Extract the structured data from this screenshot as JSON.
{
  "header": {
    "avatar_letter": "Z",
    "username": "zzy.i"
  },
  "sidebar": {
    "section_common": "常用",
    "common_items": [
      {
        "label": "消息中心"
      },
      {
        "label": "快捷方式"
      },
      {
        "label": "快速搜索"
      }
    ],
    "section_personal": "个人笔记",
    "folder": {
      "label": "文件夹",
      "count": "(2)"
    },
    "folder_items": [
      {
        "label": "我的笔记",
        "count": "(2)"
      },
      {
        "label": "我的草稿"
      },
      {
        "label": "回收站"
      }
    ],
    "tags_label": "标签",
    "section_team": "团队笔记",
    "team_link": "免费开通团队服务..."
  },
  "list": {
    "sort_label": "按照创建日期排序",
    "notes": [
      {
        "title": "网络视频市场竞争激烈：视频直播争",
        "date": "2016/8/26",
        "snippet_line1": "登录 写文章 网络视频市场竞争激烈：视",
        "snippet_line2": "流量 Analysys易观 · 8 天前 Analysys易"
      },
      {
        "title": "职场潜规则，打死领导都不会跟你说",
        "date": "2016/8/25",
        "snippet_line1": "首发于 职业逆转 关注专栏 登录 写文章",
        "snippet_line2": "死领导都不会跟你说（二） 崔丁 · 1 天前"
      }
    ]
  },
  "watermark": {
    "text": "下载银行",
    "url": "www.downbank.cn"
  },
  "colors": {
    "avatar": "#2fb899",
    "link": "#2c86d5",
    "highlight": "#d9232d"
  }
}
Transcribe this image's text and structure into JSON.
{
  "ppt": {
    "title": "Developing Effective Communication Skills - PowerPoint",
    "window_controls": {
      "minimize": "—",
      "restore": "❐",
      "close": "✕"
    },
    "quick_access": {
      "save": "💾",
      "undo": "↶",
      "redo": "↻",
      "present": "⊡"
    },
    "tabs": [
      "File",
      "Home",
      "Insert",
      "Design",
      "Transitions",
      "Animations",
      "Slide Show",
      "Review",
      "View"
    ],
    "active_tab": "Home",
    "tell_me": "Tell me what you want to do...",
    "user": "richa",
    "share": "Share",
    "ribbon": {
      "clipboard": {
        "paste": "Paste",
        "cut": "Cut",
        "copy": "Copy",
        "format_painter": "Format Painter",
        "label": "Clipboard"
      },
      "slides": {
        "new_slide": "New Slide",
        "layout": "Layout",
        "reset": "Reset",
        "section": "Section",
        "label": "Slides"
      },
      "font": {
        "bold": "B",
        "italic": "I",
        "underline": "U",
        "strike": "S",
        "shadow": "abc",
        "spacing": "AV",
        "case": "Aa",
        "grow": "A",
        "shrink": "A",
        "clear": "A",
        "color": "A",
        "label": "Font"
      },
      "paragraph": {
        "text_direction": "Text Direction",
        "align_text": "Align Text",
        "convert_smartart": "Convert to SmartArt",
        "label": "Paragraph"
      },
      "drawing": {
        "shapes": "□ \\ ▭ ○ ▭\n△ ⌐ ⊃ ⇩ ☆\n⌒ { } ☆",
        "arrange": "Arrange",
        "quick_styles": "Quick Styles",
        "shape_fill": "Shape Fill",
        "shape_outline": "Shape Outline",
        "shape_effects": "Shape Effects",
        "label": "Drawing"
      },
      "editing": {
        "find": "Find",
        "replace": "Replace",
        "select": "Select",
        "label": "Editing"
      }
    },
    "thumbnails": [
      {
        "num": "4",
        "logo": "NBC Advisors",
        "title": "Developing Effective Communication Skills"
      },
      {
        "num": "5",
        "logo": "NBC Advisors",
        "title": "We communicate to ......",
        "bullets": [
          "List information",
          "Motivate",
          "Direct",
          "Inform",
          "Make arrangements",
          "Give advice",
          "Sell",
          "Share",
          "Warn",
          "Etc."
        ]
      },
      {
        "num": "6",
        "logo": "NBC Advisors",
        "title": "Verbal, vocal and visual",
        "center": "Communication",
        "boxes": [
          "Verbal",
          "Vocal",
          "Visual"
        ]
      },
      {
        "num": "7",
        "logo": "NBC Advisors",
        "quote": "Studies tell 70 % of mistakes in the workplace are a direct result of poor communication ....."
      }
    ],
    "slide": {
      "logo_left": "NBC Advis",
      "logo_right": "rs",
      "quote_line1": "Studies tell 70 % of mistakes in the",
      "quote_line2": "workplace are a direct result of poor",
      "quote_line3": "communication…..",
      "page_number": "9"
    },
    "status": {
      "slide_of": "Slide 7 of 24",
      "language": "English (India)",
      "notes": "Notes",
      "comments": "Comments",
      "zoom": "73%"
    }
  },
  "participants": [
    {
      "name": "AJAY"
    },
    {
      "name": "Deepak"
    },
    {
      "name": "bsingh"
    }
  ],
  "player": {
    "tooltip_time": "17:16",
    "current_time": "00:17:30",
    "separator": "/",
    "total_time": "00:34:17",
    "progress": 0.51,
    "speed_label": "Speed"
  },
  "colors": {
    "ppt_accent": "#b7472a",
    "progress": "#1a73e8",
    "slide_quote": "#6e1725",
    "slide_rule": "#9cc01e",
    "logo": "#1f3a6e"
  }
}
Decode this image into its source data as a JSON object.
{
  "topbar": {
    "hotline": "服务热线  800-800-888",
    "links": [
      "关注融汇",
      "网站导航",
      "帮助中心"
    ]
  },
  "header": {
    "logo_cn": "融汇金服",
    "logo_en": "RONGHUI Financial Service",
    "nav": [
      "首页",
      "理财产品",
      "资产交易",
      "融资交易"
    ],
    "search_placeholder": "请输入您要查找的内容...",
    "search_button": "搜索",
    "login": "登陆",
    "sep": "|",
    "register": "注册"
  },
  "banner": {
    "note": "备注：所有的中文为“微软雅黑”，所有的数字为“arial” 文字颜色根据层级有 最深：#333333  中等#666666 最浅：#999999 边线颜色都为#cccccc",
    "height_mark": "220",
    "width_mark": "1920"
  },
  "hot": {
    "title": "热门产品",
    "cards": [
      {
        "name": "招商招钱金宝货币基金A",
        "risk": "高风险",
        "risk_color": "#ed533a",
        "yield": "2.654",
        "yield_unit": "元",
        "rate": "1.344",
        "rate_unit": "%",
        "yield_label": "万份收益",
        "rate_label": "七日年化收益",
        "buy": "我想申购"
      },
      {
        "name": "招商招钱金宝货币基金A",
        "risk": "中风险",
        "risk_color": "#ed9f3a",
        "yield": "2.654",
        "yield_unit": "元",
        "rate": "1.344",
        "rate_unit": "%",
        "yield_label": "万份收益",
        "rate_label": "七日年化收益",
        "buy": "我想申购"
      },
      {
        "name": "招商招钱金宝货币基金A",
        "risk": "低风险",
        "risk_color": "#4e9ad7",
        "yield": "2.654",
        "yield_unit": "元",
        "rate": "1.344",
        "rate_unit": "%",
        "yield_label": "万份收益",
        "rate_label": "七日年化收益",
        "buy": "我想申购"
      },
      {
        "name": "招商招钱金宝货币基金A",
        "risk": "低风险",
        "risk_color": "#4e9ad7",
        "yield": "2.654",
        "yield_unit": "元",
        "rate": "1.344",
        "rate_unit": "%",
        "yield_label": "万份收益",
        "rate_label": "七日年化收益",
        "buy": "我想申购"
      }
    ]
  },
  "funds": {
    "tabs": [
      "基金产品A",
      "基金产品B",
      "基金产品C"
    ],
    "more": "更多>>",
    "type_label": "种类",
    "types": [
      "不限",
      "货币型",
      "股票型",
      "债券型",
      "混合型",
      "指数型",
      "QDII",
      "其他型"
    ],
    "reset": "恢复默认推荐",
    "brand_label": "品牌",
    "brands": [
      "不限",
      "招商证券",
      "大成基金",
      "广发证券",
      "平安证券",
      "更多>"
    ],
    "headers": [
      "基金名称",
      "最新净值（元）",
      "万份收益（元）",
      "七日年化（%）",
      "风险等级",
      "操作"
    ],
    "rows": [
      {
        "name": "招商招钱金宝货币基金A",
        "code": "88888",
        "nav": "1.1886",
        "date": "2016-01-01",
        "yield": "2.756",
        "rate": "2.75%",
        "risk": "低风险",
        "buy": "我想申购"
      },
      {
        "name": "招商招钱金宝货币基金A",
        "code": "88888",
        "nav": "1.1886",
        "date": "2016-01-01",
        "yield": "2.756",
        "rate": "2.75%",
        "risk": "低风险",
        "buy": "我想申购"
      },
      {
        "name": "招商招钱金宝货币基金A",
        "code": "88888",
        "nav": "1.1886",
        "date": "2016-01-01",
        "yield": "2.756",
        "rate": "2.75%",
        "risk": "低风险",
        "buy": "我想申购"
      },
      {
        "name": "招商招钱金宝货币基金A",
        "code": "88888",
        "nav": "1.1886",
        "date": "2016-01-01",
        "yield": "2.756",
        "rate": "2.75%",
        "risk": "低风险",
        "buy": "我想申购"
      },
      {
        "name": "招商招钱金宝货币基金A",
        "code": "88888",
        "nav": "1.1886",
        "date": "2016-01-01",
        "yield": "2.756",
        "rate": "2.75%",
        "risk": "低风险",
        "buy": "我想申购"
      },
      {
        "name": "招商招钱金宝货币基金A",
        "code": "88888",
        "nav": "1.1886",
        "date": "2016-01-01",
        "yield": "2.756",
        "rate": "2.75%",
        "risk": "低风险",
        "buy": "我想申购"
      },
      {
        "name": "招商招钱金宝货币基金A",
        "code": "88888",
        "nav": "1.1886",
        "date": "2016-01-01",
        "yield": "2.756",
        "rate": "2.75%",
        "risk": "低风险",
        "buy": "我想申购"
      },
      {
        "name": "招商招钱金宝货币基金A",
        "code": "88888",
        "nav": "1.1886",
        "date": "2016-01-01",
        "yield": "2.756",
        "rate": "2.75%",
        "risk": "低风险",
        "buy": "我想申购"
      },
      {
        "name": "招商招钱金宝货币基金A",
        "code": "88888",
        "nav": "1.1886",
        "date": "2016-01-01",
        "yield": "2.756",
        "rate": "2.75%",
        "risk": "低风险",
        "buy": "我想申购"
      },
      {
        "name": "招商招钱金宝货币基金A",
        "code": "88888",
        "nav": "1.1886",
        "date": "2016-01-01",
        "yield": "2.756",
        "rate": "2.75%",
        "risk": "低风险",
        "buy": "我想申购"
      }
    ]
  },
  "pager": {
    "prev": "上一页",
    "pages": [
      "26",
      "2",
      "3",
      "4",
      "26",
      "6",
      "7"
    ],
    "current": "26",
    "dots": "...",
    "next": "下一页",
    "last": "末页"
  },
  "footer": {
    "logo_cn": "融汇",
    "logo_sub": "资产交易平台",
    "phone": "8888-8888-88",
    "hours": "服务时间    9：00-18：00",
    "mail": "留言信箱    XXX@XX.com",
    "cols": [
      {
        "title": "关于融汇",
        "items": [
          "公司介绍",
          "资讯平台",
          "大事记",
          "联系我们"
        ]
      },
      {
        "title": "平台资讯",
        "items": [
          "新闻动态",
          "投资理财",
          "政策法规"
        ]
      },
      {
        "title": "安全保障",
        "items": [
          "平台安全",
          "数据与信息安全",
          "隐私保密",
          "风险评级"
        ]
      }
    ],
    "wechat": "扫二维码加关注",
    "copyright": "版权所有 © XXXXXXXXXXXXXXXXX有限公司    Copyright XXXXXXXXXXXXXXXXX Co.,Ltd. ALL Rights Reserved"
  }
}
- - - - - - -
§ Challenge:
Using the listing above, work out how many of its lines include "data", and give only the result.

§ Written solution:
2